Begin with the line containing "Convert this document image to plain text." and copy each line exactly through the last line of the entries, inclusive.

■ ■ ■

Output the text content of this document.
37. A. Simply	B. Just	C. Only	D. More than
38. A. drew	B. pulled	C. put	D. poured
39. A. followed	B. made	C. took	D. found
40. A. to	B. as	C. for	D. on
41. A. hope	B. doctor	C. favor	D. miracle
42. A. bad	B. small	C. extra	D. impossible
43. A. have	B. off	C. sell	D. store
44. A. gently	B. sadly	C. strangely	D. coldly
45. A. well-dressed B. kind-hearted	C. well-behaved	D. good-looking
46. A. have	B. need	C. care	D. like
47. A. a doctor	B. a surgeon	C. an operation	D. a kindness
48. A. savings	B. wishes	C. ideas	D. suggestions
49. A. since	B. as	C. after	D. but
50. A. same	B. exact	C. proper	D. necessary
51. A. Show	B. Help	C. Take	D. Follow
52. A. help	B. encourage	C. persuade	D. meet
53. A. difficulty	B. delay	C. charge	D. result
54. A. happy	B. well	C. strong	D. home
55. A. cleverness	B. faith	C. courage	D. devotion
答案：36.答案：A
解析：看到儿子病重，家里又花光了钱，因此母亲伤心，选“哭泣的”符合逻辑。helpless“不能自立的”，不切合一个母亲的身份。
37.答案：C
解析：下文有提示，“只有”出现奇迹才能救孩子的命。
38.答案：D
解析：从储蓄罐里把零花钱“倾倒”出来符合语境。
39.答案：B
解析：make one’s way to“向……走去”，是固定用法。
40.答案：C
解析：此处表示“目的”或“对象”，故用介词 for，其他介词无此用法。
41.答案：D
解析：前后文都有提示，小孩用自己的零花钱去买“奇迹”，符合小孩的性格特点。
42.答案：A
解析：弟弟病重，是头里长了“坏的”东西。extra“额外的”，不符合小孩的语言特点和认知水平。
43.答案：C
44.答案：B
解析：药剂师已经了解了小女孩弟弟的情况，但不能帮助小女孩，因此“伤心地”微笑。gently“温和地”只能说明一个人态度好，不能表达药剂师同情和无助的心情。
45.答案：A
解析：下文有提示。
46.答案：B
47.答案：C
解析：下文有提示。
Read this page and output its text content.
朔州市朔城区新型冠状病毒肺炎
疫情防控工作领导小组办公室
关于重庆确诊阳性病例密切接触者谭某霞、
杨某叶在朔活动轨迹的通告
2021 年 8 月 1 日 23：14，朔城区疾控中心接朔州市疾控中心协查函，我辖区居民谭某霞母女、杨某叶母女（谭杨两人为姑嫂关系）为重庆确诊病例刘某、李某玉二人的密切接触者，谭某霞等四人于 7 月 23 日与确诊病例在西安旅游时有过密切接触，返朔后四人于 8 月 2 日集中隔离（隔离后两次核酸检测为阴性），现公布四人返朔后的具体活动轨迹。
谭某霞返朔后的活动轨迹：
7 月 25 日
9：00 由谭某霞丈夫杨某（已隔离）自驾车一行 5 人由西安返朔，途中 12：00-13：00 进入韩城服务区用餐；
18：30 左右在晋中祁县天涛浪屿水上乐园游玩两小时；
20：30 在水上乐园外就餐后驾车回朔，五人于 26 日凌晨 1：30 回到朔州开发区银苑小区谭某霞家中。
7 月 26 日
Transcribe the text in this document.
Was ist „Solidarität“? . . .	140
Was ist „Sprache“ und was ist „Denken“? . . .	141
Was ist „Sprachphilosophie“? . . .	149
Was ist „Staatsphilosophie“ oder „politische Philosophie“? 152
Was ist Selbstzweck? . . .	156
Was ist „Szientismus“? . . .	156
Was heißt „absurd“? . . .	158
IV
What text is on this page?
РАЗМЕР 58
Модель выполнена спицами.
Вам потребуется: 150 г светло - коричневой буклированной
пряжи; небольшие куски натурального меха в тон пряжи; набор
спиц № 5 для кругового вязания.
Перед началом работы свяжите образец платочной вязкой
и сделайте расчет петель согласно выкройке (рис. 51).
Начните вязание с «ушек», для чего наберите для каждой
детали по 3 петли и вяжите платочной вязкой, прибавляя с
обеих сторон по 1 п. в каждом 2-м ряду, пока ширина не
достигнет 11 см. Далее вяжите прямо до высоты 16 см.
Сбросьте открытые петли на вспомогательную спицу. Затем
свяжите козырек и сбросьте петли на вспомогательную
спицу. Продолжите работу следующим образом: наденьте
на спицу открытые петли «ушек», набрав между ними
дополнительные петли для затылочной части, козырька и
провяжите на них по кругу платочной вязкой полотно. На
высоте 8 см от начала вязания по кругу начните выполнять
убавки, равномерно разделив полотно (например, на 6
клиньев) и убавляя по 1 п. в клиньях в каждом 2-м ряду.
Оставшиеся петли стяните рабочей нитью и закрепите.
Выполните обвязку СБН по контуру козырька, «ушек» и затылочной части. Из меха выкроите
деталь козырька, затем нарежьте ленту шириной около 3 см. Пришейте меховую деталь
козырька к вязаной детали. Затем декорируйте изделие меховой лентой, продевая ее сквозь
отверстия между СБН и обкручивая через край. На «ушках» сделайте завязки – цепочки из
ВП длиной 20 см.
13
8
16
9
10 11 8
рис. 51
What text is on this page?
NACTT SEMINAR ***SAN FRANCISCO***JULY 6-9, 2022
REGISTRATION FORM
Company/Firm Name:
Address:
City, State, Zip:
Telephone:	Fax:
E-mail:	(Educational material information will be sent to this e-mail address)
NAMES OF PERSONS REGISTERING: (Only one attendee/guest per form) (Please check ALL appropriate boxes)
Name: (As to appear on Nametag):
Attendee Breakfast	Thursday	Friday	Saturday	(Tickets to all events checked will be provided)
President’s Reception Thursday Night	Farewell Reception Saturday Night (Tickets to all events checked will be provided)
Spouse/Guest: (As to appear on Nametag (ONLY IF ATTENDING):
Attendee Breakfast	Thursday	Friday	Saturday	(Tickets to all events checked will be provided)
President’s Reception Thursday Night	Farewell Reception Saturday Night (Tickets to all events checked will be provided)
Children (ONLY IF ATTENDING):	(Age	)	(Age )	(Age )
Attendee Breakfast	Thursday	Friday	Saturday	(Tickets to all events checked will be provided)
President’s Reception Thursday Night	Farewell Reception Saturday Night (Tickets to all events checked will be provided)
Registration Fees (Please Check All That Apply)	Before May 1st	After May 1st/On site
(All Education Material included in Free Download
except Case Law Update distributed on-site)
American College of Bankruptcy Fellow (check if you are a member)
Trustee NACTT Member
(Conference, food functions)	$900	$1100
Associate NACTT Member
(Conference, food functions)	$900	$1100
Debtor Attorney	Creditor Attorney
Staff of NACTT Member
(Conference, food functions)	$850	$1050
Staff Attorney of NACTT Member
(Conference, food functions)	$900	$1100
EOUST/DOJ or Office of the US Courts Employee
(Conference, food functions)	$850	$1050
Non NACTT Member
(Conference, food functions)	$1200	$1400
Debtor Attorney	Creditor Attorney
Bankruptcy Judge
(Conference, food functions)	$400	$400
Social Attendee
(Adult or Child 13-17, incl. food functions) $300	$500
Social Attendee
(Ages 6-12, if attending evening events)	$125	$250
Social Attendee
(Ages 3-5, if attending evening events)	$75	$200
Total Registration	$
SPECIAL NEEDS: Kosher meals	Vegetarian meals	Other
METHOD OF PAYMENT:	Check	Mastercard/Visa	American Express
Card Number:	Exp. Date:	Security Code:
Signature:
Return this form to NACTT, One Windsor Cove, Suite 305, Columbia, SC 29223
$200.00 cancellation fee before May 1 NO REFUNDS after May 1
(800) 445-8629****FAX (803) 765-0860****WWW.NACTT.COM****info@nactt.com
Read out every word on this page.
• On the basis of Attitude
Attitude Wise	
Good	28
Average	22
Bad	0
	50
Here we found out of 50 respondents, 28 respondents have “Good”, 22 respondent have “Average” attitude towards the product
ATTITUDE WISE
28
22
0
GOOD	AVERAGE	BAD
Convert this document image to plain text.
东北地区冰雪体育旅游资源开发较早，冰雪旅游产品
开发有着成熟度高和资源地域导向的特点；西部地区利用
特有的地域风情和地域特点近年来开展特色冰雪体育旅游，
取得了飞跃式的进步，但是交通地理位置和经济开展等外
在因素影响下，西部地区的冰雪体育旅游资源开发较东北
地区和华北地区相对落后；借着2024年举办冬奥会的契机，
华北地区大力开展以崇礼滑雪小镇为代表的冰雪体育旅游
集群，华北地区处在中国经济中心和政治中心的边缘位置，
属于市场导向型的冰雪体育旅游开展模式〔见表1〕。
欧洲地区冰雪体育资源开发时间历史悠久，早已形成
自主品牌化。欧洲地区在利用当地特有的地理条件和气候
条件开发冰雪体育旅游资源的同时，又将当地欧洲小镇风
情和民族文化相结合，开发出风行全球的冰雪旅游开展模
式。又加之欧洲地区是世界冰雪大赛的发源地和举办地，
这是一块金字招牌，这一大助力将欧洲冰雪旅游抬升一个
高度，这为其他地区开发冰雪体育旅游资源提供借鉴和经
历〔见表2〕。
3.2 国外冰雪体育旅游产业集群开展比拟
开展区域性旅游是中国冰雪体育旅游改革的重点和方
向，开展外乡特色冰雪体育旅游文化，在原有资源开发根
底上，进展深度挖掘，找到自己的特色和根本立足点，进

■ ■ ■

• _SOLUTION TO THE PROBLEM_:
Convert this document image to plain text.
东北地区冰雪体育旅游资源开发较早，冰雪旅游产品
开发有着成熟度高和资源地域导向的特点；西部地区利用
特有的地域风情和地域特点近年来开展特色冰雪体育旅游，
取得了飞跃式的进步，但是交通地理位置和经济开展等外
在因素影响下，西部地区的冰雪体育旅游资源开发较东北
地区和华北地区相对落后；借着2024年举办冬奥会的契机，
华北地区大力开展以崇礼滑雪小镇为代表的冰雪体育旅游
集群，华北地区处在中国经济中心和政治中心的边缘位置，
属于市场导向型的冰雪体育旅游开展模式〔见表1〕。
欧洲地区冰雪体育资源开发时间历史悠久，早已形成
自主品牌化。欧洲地区在利用当地特有的地理条件和气候
条件开发冰雪体育旅游资源的同时，又将当地欧洲小镇风
情和民族文化相结合，开发出风行全球的冰雪旅游开展模
式。又加之欧洲地区是世界冰雪大赛的发源地和举办地，
这是一块金字招牌，这一大助力将欧洲冰雪旅游抬升一个
高度，这为其他地区开发冰雪体育旅游资源提供借鉴和经
历〔见表2〕。
3.2 国外冰雪体育旅游产业集群开展比拟
开展区域性旅游是中国冰雪体育旅游改革的重点和方
向，开展外乡特色冰雪体育旅游文化，在原有资源开发根
底上，进展深度挖掘，找到自己的特色和根本立足点，进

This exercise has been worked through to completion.